Stored data entries

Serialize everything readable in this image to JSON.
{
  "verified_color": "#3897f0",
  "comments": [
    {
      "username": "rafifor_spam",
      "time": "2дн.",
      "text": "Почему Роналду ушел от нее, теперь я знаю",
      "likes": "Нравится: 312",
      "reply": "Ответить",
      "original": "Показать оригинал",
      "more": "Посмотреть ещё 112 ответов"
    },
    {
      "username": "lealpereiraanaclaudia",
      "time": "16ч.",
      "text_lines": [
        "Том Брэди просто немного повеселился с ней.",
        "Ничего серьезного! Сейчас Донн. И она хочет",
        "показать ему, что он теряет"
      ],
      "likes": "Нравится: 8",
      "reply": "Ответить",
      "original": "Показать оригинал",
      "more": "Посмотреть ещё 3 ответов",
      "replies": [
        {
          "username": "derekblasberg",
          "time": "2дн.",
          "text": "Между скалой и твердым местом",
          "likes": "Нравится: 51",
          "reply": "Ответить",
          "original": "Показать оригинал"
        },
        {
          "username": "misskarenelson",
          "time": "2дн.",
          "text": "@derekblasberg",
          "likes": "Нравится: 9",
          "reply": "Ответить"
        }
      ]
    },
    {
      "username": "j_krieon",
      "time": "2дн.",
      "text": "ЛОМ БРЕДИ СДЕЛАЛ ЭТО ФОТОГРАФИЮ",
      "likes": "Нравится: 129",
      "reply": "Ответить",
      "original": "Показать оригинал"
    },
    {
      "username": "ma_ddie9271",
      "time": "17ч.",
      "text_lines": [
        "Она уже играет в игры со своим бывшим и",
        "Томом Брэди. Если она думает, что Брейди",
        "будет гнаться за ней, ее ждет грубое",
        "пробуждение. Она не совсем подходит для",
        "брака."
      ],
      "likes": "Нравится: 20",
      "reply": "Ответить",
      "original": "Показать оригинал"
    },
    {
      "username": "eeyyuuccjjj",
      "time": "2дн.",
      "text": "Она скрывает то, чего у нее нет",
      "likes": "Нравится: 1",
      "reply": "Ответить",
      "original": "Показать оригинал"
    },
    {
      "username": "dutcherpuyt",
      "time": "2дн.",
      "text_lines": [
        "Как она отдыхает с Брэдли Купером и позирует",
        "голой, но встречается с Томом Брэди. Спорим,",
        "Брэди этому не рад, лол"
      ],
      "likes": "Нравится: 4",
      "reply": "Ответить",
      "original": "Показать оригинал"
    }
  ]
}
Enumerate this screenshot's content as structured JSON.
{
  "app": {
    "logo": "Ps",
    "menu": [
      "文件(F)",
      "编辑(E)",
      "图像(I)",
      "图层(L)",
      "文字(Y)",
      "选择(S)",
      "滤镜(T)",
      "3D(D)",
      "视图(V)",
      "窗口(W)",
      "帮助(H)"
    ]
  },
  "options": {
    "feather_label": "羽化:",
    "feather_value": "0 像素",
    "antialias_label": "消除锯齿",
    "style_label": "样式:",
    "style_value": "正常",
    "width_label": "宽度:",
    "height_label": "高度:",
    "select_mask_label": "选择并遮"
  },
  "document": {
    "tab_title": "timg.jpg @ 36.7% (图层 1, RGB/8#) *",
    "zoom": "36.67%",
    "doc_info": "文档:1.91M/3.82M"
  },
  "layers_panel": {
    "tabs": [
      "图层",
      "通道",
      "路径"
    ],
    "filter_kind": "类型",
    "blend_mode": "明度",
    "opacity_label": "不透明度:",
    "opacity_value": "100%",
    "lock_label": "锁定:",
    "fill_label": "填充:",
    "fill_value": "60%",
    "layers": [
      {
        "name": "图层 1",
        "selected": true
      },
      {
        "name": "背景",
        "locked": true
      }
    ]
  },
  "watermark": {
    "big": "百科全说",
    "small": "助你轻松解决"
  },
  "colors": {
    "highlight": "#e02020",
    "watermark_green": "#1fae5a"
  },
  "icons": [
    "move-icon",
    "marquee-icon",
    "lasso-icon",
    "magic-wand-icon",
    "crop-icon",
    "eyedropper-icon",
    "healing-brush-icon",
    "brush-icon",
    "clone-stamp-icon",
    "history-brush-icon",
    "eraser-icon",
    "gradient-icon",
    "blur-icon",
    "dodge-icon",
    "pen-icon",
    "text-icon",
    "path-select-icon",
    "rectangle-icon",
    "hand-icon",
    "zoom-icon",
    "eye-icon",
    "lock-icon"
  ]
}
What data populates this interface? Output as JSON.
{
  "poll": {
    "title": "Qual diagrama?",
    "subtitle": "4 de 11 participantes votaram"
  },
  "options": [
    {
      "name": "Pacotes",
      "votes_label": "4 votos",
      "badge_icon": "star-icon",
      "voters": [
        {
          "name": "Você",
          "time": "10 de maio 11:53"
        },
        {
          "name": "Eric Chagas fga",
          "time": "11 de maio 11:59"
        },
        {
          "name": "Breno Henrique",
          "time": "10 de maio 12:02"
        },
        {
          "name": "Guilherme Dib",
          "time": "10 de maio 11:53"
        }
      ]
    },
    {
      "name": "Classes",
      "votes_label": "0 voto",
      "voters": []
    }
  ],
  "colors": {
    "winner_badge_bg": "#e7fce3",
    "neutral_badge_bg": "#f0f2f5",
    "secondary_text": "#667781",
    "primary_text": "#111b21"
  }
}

§ **Exercise prompt**: Give an exact repetition of all the material.

§ **Output for this task**:
Serialize everything readable in this image to JSON.
{
  "verified_color": "#3897f0",
  "comments": [
    {
      "username": "rafifor_spam",
      "time": "2дн.",
      "text": "Почему Роналду ушел от нее, теперь я знаю",
      "likes": "Нравится: 312",
      "reply": "Ответить",
      "original": "Показать оригинал",
      "more": "Посмотреть ещё 112 ответов"
    },
    {
      "username": "lealpereiraanaclaudia",
      "time": "16ч.",
      "text_lines": [
        "Том Брэди просто немного повеселился с ней.",
        "Ничего серьезного! Сейчас Донн. И она хочет",
        "показать ему, что он теряет"
      ],
      "likes": "Нравится: 8",
      "reply": "Ответить",
      "original": "Показать оригинал",
      "more": "Посмотреть ещё 3 ответов",
      "replies": [
        {
          "username": "derekblasberg",
          "time": "2дн.",
          "text": "Между скалой и твердым местом",
          "likes": "Нравится: 51",
          "reply": "Ответить",
          "original": "Показать оригинал"
        },
        {
          "username": "misskarenelson",
          "time": "2дн.",
          "text": "@derekblasberg",
          "likes": "Нравится: 9",
          "reply": "Ответить"
        }
      ]
    },
    {
      "username": "j_krieon",
      "time": "2дн.",
      "text": "ЛОМ БРЕДИ СДЕЛАЛ ЭТО ФОТОГРАФИЮ",
      "likes": "Нравится: 129",
      "reply": "Ответить",
      "original": "Показать оригинал"
    },
    {
      "username": "ma_ddie9271",
      "time": "17ч.",
      "text_lines": [
        "Она уже играет в игры со своим бывшим и",
        "Томом Брэди. Если она думает, что Брейди",
        "будет гнаться за ней, ее ждет грубое",
        "пробуждение. Она не совсем подходит для",
        "брака."
      ],
      "likes": "Нравится: 20",
      "reply": "Ответить",
      "original": "Показать оригинал"
    },
    {
      "username": "eeyyuuccjjj",
      "time": "2дн.",
      "text": "Она скрывает то, чего у нее нет",
      "likes": "Нравится: 1",
      "reply": "Ответить",
      "original": "Показать оригинал"
    },
    {
      "username": "dutcherpuyt",
      "time": "2дн.",
      "text_lines": [
        "Как она отдыхает с Брэдли Купером и позирует",
        "голой, но встречается с Томом Брэди. Спорим,",
        "Брэди этому не рад, лол"
      ],
      "likes": "Нравится: 4",
      "reply": "Ответить",
      "original": "Показать оригинал"
    }
  ]
}
Enumerate this screenshot's content as structured JSON.
{
  "app": {
    "logo": "Ps",
    "menu": [
      "文件(F)",
      "编辑(E)",
      "图像(I)",
      "图层(L)",
      "文字(Y)",
      "选择(S)",
      "滤镜(T)",
      "3D(D)",
      "视图(V)",
      "窗口(W)",
      "帮助(H)"
    ]
  },
  "options": {
    "feather_label": "羽化:",
    "feather_value": "0 像素",
    "antialias_label": "消除锯齿",
    "style_label": "样式:",
    "style_value": "正常",
    "width_label": "宽度:",
    "height_label": "高度:",
    "select_mask_label": "选择并遮"
  },
  "document": {
    "tab_title": "timg.jpg @ 36.7% (图层 1, RGB/8#) *",
    "zoom": "36.67%",
    "doc_info": "文档:1.91M/3.82M"
  },
  "layers_panel": {
    "tabs": [
      "图层",
      "通道",
      "路径"
    ],
    "filter_kind": "类型",
    "blend_mode": "明度",
    "opacity_label": "不透明度:",
    "opacity_value": "100%",
    "lock_label": "锁定:",
    "fill_label": "填充:",
    "fill_value": "60%",
    "layers": [
      {
        "name": "图层 1",
        "selected": true
      },
      {
        "name": "背景",
        "locked": true
      }
    ]
  },
  "watermark": {
    "big": "百科全说",
    "small": "助你轻松解决"
  },
  "colors": {
    "highlight": "#e02020",
    "watermark_green": "#1fae5a"
  },
  "icons": [
    "move-icon",
    "marquee-icon",
    "lasso-icon",
    "magic-wand-icon",
    "crop-icon",
    "eyedropper-icon",
    "healing-brush-icon",
    "brush-icon",
    "clone-stamp-icon",
    "history-brush-icon",
    "eraser-icon",
    "gradient-icon",
    "blur-icon",
    "dodge-icon",
    "pen-icon",
    "text-icon",
    "path-select-icon",
    "rectangle-icon",
    "hand-icon",
    "zoom-icon",
    "eye-icon",
    "lock-icon"
  ]
}
What data populates this interface? Output as JSON.
{
  "poll": {
    "title": "Qual diagrama?",
    "subtitle": "4 de 11 participantes votaram"
  },
  "options": [
    {
      "name": "Pacotes",
      "votes_label": "4 votos",
      "badge_icon": "star-icon",
      "voters": [
        {
          "name": "Você",
          "time": "10 de maio 11:53"
        },
        {
          "name": "Eric Chagas fga",
          "time": "11 de maio 11:59"
        },
        {
          "name": "Breno Henrique",
          "time": "10 de maio 12:02"
        },
        {
          "name": "Guilherme Dib",
          "time": "10 de maio 11:53"
        }
      ]
    },
    {
      "name": "Classes",
      "votes_label": "0 voto",
      "voters": []
    }
  ],
  "colors": {
    "winner_badge_bg": "#e7fce3",
    "neutral_badge_bg": "#f0f2f5",
    "secondary_text": "#667781",
    "primary_text": "#111b21"
  }
}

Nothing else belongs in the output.